● **BRIEF**
Scan the records for the word "等距抽样". Copy each line that includes it.

● **EXERCISE MATERIALS**

************

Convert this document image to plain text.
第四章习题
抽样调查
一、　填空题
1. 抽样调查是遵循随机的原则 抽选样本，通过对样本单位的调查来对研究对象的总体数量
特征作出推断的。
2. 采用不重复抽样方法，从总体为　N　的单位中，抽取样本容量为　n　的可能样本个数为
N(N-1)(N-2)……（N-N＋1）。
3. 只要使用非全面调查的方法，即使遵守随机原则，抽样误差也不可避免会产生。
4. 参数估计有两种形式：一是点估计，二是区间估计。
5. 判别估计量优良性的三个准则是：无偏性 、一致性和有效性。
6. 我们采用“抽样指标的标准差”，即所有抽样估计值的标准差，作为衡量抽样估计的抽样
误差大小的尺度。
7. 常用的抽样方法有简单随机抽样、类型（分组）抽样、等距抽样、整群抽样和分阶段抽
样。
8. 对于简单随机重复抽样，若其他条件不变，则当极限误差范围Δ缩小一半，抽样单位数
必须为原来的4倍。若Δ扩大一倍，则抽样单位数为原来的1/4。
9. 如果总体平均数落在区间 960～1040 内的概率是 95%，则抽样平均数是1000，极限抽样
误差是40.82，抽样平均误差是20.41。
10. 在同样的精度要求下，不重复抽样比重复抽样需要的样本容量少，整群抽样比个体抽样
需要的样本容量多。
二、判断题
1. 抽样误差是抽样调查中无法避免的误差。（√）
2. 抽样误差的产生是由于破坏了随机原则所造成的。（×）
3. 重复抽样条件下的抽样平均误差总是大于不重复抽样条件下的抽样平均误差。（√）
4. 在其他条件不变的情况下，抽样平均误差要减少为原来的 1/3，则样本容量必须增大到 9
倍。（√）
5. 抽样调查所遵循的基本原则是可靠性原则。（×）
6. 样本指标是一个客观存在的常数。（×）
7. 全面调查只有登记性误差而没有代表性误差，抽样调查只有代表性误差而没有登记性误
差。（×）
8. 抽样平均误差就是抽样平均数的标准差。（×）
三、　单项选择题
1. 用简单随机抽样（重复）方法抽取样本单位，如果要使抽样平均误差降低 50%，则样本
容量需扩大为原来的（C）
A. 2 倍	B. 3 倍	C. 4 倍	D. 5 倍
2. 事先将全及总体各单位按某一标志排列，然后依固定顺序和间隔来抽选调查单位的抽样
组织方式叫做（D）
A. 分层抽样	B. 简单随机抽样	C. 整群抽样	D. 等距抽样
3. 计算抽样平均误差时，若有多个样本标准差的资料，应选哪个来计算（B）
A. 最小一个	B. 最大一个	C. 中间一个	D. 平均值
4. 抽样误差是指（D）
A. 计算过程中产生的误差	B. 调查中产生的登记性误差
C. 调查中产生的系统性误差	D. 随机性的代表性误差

************

● **ANSWER TO THE EXERCISE**
7. 常用的抽样方法有简单随机抽样、类型（分组）抽样、等距抽样、整群抽样和分阶段抽
A. 分层抽样	B. 简单随机抽样	C. 整群抽样	D. 等距抽样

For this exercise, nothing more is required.